"""

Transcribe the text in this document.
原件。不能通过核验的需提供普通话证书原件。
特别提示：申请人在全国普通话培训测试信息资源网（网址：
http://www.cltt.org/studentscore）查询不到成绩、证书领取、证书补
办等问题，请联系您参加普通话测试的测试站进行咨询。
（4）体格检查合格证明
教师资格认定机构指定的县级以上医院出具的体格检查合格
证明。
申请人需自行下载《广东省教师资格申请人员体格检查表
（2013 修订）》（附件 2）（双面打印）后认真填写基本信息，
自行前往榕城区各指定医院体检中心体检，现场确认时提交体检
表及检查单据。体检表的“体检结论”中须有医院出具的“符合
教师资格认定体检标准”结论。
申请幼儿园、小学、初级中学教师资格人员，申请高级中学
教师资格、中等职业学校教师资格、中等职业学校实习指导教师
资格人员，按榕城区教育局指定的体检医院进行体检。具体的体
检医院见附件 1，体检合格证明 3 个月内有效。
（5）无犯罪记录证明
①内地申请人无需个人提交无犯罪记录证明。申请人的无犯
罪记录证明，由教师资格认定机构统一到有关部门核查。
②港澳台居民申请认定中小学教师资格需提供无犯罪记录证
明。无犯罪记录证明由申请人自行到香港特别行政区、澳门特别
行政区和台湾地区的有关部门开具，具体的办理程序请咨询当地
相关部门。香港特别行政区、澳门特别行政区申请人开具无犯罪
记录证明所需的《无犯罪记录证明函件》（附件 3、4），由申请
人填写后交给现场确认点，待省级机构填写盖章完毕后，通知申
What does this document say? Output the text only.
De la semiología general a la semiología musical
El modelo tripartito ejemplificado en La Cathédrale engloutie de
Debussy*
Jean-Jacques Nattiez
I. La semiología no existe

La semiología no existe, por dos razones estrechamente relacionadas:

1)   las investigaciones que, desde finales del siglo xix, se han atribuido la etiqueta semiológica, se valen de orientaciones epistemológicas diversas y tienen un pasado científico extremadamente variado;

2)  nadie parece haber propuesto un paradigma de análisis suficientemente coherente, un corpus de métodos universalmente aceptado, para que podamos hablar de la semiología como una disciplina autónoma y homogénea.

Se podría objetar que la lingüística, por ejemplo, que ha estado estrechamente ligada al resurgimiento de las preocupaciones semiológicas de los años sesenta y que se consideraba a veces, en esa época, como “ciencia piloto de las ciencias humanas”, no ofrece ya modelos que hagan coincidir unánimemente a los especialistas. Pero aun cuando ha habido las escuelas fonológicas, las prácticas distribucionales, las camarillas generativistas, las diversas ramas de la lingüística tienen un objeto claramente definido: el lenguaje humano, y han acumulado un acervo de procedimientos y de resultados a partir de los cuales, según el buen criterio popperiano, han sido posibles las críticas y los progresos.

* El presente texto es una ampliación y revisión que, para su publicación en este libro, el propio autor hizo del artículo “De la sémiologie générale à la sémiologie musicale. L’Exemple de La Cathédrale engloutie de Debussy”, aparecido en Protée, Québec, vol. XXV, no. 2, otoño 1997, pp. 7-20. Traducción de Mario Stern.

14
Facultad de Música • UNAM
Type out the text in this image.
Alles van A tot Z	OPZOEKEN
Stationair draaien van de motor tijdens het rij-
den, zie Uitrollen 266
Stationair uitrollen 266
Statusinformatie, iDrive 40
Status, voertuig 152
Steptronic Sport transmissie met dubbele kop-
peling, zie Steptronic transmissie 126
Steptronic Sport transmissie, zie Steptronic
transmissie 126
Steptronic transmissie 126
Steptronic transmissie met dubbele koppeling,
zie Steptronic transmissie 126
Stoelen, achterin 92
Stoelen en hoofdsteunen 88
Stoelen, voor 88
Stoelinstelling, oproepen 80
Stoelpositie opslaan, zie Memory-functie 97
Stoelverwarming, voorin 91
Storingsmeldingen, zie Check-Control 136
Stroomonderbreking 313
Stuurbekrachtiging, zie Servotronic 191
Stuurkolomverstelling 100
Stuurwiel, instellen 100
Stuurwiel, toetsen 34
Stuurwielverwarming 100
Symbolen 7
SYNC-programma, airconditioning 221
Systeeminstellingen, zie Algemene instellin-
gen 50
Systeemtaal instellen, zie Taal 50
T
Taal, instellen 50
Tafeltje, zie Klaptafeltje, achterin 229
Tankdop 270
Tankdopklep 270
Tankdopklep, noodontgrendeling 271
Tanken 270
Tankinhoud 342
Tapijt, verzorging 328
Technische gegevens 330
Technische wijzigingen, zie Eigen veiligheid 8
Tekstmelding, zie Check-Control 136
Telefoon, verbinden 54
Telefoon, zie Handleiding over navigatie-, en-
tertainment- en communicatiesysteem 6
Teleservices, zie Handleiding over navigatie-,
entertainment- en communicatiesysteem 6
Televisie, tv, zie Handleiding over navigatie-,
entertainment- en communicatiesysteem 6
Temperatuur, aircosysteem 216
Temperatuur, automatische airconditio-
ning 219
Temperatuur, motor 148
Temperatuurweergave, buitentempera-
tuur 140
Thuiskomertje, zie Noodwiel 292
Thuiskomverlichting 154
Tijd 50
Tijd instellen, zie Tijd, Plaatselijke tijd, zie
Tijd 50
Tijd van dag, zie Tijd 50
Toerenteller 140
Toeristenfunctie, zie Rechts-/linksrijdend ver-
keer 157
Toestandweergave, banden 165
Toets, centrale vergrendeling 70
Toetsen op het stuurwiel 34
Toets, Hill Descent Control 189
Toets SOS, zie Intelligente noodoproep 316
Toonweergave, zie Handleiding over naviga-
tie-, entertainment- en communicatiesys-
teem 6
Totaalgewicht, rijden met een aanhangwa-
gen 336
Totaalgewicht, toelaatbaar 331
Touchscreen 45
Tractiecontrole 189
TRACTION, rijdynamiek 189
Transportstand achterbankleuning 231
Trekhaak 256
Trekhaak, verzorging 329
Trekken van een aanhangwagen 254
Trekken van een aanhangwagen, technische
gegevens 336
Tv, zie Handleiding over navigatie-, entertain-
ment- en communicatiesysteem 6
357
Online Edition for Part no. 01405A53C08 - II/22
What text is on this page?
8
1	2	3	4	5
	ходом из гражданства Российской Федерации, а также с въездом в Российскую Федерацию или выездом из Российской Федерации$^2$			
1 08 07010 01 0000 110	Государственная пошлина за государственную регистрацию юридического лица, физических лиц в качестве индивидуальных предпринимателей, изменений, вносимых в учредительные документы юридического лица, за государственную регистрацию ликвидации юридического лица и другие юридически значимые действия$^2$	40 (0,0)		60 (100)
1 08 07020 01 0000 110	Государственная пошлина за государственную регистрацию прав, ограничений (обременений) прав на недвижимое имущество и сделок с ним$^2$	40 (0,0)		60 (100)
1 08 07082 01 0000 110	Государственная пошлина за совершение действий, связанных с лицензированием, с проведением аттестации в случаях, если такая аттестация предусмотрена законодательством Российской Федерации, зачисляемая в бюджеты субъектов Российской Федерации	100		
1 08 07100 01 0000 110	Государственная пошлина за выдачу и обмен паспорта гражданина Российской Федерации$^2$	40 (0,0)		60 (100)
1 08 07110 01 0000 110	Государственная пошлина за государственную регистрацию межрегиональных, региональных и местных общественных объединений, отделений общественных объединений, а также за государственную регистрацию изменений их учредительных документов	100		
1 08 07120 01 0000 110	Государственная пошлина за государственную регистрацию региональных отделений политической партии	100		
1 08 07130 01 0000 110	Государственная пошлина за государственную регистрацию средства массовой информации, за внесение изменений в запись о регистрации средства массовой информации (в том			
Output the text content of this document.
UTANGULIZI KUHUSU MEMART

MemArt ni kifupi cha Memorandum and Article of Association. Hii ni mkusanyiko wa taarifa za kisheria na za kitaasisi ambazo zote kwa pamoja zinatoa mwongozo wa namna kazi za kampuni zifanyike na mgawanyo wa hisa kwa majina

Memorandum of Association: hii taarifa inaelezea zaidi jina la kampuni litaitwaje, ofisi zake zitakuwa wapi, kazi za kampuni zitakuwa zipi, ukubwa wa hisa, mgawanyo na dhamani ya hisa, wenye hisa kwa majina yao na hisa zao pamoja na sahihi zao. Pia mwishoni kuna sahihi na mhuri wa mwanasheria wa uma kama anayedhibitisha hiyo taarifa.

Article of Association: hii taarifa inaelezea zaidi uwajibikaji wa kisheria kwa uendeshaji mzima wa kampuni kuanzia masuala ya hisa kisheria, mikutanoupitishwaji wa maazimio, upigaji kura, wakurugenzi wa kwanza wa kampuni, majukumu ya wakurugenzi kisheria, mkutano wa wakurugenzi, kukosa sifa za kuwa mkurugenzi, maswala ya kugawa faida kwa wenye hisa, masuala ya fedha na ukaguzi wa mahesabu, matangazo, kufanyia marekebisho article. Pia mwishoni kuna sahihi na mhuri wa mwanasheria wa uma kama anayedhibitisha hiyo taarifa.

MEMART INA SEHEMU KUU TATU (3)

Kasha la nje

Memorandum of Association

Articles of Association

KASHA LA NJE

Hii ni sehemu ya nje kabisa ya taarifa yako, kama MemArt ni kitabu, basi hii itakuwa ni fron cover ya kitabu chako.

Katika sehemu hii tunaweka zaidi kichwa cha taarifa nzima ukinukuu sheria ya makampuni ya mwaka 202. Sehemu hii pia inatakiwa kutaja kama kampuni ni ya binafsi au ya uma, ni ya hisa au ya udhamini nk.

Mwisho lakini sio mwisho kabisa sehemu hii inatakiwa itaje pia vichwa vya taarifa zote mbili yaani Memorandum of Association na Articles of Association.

"""

### The exercise
Starting from the line with "Output the text content of this document." and ending with the final line of the data, quote every line exactly, both ends included.

### The answer
Output the text content of this document.
UTANGULIZI KUHUSU MEMART

MemArt ni kifupi cha Memorandum and Article of Association. Hii ni mkusanyiko wa taarifa za kisheria na za kitaasisi ambazo zote kwa pamoja zinatoa mwongozo wa namna kazi za kampuni zifanyike na mgawanyo wa hisa kwa majina

Memorandum of Association: hii taarifa inaelezea zaidi jina la kampuni litaitwaje, ofisi zake zitakuwa wapi, kazi za kampuni zitakuwa zipi, ukubwa wa hisa, mgawanyo na dhamani ya hisa, wenye hisa kwa majina yao na hisa zao pamoja na sahihi zao. Pia mwishoni kuna sahihi na mhuri wa mwanasheria wa uma kama anayedhibitisha hiyo taarifa.

Article of Association: hii taarifa inaelezea zaidi uwajibikaji wa kisheria kwa uendeshaji mzima wa kampuni kuanzia masuala ya hisa kisheria, mikutanoupitishwaji wa maazimio, upigaji kura, wakurugenzi wa kwanza wa kampuni, majukumu ya wakurugenzi kisheria, mkutano wa wakurugenzi, kukosa sifa za kuwa mkurugenzi, maswala ya kugawa faida kwa wenye hisa, masuala ya fedha na ukaguzi wa mahesabu, matangazo, kufanyia marekebisho article. Pia mwishoni kuna sahihi na mhuri wa mwanasheria wa uma kama anayedhibitisha hiyo taarifa.

MEMART INA SEHEMU KUU TATU (3)

Kasha la nje

Memorandum of Association

Articles of Association

KASHA LA NJE

Hii ni sehemu ya nje kabisa ya taarifa yako, kama MemArt ni kitabu, basi hii itakuwa ni fron cover ya kitabu chako.

Katika sehemu hii tunaweka zaidi kichwa cha taarifa nzima ukinukuu sheria ya makampuni ya mwaka 202. Sehemu hii pia inatakiwa kutaja kama kampuni ni ya binafsi au ya uma, ni ya hisa au ya udhamini nk.

Mwisho lakini sio mwisho kabisa sehemu hii inatakiwa itaje pia vichwa vya taarifa zote mbili yaani Memorandum of Association na Articles of Association.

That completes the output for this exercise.